**AIM OF THE EXERCISE**
Write out every line of the material exactly as it appears.

::::::::::

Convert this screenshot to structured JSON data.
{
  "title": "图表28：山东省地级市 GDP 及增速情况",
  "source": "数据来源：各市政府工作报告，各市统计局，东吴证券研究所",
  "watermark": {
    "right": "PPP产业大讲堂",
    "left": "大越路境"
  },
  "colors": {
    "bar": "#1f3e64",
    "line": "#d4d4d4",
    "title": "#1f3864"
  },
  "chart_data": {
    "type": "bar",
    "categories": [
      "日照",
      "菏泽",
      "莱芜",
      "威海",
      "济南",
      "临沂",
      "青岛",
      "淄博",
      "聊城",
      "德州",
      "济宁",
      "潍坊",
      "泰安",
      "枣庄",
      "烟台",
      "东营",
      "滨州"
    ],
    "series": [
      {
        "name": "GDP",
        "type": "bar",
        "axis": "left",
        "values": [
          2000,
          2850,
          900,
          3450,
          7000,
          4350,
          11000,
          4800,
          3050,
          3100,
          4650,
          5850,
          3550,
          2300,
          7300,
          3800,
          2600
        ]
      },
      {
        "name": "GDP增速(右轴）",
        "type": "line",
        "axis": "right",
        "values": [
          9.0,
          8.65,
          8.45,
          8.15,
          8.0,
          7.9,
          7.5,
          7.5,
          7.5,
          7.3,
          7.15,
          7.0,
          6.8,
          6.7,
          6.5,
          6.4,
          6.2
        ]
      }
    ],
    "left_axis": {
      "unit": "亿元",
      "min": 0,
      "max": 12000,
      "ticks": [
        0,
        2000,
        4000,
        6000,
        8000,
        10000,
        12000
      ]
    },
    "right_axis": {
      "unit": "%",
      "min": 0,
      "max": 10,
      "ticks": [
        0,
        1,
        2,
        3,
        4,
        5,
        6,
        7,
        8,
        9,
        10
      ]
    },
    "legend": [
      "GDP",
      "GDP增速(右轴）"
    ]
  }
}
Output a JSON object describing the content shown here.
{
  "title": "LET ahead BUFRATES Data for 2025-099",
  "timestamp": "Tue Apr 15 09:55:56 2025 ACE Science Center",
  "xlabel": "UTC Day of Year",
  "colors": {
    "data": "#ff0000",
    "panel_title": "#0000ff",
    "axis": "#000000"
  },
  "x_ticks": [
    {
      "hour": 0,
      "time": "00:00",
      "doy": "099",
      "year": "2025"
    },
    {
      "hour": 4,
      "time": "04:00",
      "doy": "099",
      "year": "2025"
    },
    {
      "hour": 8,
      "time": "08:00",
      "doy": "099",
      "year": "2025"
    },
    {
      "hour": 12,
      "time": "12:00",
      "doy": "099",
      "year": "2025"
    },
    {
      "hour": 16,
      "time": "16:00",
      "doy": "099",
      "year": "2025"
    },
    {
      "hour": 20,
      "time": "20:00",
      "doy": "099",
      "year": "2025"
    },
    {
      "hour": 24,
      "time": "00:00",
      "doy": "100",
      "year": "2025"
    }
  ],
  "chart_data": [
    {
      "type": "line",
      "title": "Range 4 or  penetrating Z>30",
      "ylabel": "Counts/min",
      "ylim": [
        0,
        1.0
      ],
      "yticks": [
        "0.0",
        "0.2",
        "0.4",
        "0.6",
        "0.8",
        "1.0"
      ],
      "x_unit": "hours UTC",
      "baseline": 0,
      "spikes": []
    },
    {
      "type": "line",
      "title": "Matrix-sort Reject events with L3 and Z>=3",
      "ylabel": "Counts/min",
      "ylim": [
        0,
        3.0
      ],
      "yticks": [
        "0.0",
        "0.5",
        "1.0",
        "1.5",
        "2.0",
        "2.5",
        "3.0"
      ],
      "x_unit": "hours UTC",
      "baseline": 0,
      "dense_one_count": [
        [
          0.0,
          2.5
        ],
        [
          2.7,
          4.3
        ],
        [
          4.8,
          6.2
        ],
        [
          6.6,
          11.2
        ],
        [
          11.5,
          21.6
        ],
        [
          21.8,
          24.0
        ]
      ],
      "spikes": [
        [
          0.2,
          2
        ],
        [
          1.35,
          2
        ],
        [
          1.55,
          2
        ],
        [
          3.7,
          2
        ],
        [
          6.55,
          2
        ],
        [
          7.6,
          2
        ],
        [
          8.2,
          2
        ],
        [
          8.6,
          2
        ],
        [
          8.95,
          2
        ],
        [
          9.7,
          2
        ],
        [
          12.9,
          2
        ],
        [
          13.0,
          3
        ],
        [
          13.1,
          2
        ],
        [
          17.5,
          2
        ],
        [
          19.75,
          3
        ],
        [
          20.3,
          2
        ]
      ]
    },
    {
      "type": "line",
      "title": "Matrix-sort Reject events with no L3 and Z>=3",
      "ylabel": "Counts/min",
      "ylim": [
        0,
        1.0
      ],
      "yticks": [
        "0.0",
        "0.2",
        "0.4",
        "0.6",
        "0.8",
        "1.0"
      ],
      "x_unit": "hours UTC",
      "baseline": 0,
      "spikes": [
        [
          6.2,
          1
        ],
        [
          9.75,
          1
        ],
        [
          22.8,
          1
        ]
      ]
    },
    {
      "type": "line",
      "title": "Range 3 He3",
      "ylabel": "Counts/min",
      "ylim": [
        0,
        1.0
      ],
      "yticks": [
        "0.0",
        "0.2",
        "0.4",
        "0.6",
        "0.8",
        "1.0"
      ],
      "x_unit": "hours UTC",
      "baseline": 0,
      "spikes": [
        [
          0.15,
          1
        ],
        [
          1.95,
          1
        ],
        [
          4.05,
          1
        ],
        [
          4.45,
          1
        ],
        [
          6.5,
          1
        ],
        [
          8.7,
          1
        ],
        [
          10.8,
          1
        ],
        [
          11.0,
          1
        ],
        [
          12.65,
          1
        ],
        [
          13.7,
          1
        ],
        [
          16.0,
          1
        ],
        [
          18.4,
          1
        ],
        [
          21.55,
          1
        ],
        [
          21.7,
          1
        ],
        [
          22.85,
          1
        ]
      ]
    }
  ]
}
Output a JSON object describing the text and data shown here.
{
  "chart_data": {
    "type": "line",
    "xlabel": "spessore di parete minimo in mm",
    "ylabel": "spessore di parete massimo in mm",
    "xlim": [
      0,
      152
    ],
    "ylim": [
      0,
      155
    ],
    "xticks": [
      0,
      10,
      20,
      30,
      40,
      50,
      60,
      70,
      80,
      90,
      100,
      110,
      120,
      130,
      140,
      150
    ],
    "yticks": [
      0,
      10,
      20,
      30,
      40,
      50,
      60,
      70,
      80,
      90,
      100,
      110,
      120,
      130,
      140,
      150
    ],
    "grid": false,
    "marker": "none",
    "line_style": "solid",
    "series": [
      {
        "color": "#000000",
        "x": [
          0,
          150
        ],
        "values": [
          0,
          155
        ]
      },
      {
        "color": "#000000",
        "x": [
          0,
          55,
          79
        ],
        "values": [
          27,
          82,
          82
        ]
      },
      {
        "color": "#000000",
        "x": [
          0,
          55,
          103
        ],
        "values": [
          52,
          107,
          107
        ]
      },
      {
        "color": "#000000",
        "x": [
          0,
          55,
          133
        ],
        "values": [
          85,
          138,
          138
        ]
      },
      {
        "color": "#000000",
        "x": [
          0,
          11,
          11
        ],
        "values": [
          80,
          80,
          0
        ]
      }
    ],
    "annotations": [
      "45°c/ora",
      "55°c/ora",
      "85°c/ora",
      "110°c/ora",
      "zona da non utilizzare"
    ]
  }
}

::::::::::

**SOLUTION FOR THIS TASK**
Convert this screenshot to structured JSON data.
{
  "title": "图表28：山东省地级市 GDP 及增速情况",
  "source": "数据来源：各市政府工作报告，各市统计局，东吴证券研究所",
  "watermark": {
    "right": "PPP产业大讲堂",
    "left": "大越路境"
  },
  "colors": {
    "bar": "#1f3e64",
    "line": "#d4d4d4",
    "title": "#1f3864"
  },
  "chart_data": {
    "type": "bar",
    "categories": [
      "日照",
      "菏泽",
      "莱芜",
      "威海",
      "济南",
      "临沂",
      "青岛",
      "淄博",
      "聊城",
      "德州",
      "济宁",
      "潍坊",
      "泰安",
      "枣庄",
      "烟台",
      "东营",
      "滨州"
    ],
    "series": [
      {
        "name": "GDP",
        "type": "bar",
        "axis": "left",
        "values": [
          2000,
          2850,
          900,
          3450,
          7000,
          4350,
          11000,
          4800,
          3050,
          3100,
          4650,
          5850,
          3550,
          2300,
          7300,
          3800,
          2600
        ]
      },
      {
        "name": "GDP增速(右轴）",
        "type": "line",
        "axis": "right",
        "values": [
          9.0,
          8.65,
          8.45,
          8.15,
          8.0,
          7.9,
          7.5,
          7.5,
          7.5,
          7.3,
          7.15,
          7.0,
          6.8,
          6.7,
          6.5,
          6.4,
          6.2
        ]
      }
    ],
    "left_axis": {
      "unit": "亿元",
      "min": 0,
      "max": 12000,
      "ticks": [
        0,
        2000,
        4000,
        6000,
        8000,
        10000,
        12000
      ]
    },
    "right_axis": {
      "unit": "%",
      "min": 0,
      "max": 10,
      "ticks": [
        0,
        1,
        2,
        3,
        4,
        5,
        6,
        7,
        8,
        9,
        10
      ]
    },
    "legend": [
      "GDP",
      "GDP增速(右轴）"
    ]
  }
}
Output a JSON object describing the content shown here.
{
  "title": "LET ahead BUFRATES Data for 2025-099",
  "timestamp": "Tue Apr 15 09:55:56 2025 ACE Science Center",
  "xlabel": "UTC Day of Year",
  "colors": {
    "data": "#ff0000",
    "panel_title": "#0000ff",
    "axis": "#000000"
  },
  "x_ticks": [
    {
      "hour": 0,
      "time": "00:00",
      "doy": "099",
      "year": "2025"
    },
    {
      "hour": 4,
      "time": "04:00",
      "doy": "099",
      "year": "2025"
    },
    {
      "hour": 8,
      "time": "08:00",
      "doy": "099",
      "year": "2025"
    },
    {
      "hour": 12,
      "time": "12:00",
      "doy": "099",
      "year": "2025"
    },
    {
      "hour": 16,
      "time": "16:00",
      "doy": "099",
      "year": "2025"
    },
    {
      "hour": 20,
      "time": "20:00",
      "doy": "099",
      "year": "2025"
    },
    {
      "hour": 24,
      "time": "00:00",
      "doy": "100",
      "year": "2025"
    }
  ],
  "chart_data": [
    {
      "type": "line",
      "title": "Range 4 or  penetrating Z>30",
      "ylabel": "Counts/min",
      "ylim": [
        0,
        1.0
      ],
      "yticks": [
        "0.0",
        "0.2",
        "0.4",
        "0.6",
        "0.8",
        "1.0"
      ],
      "x_unit": "hours UTC",
      "baseline": 0,
      "spikes": []
    },
    {
      "type": "line",
      "title": "Matrix-sort Reject events with L3 and Z>=3",
      "ylabel": "Counts/min",
      "ylim": [
        0,
        3.0
      ],
      "yticks": [
        "0.0",
        "0.5",
        "1.0",
        "1.5",
        "2.0",
        "2.5",
        "3.0"
      ],
      "x_unit": "hours UTC",
      "baseline": 0,
      "dense_one_count": [
        [
          0.0,
          2.5
        ],
        [
          2.7,
          4.3
        ],
        [
          4.8,
          6.2
        ],
        [
          6.6,
          11.2
        ],
        [
          11.5,
          21.6
        ],
        [
          21.8,
          24.0
        ]
      ],
      "spikes": [
        [
          0.2,
          2
        ],
        [
          1.35,
          2
        ],
        [
          1.55,
          2
        ],
        [
          3.7,
          2
        ],
        [
          6.55,
          2
        ],
        [
          7.6,
          2
        ],
        [
          8.2,
          2
        ],
        [
          8.6,
          2
        ],
        [
          8.95,
          2
        ],
        [
          9.7,
          2
        ],
        [
          12.9,
          2
        ],
        [
          13.0,
          3
        ],
        [
          13.1,
          2
        ],
        [
          17.5,
          2
        ],
        [
          19.75,
          3
        ],
        [
          20.3,
          2
        ]
      ]
    },
    {
      "type": "line",
      "title": "Matrix-sort Reject events with no L3 and Z>=3",
      "ylabel": "Counts/min",
      "ylim": [
        0,
        1.0
      ],
      "yticks": [
        "0.0",
        "0.2",
        "0.4",
        "0.6",
        "0.8",
        "1.0"
      ],
      "x_unit": "hours UTC",
      "baseline": 0,
      "spikes": [
        [
          6.2,
          1
        ],
        [
          9.75,
          1
        ],
        [
          22.8,
          1
        ]
      ]
    },
    {
      "type": "line",
      "title": "Range 3 He3",
      "ylabel": "Counts/min",
      "ylim": [
        0,
        1.0
      ],
      "yticks": [
        "0.0",
        "0.2",
        "0.4",
        "0.6",
        "0.8",
        "1.0"
      ],
      "x_unit": "hours UTC",
      "baseline": 0,
      "spikes": [
        [
          0.15,
          1
        ],
        [
          1.95,
          1
        ],
        [
          4.05,
          1
        ],
        [
          4.45,
          1
        ],
        [
          6.5,
          1
        ],
        [
          8.7,
          1
        ],
        [
          10.8,
          1
        ],
        [
          11.0,
          1
        ],
        [
          12.65,
          1
        ],
        [
          13.7,
          1
        ],
        [
          16.0,
          1
        ],
        [
          18.4,
          1
        ],
        [
          21.55,
          1
        ],
        [
          21.7,
          1
        ],
        [
          22.85,
          1
        ]
      ]
    }
  ]
}
Output a JSON object describing the text and data shown here.
{
  "chart_data": {
    "type": "line",
    "xlabel": "spessore di parete minimo in mm",
    "ylabel": "spessore di parete massimo in mm",
    "xlim": [
      0,
      152
    ],
    "ylim": [
      0,
      155
    ],
    "xticks": [
      0,
      10,
      20,
      30,
      40,
      50,
      60,
      70,
      80,
      90,
      100,
      110,
      120,
      130,
      140,
      150
    ],
    "yticks": [
      0,
      10,
      20,
      30,
      40,
      50,
      60,
      70,
      80,
      90,
      100,
      110,
      120,
      130,
      140,
      150
    ],
    "grid": false,
    "marker": "none",
    "line_style": "solid",
    "series": [
      {
        "color": "#000000",
        "x": [
          0,
          150
        ],
        "values": [
          0,
          155
        ]
      },
      {
        "color": "#000000",
        "x": [
          0,
          55,
          79
        ],
        "values": [
          27,
          82,
          82
        ]
      },
      {
        "color": "#000000",
        "x": [
          0,
          55,
          103
        ],
        "values": [
          52,
          107,
          107
        ]
      },
      {
        "color": "#000000",
        "x": [
          0,
          55,
          133
        ],
        "values": [
          85,
          138,
          138
        ]
      },
      {
        "color": "#000000",
        "x": [
          0,
          11,
          11
        ],
        "values": [
          80,
          80,
          0
        ]
      }
    ],
    "annotations": [
      "45°c/ora",
      "55°c/ora",
      "85°c/ora",
      "110°c/ora",
      "zona da non utilizzare"
    ]
  }
}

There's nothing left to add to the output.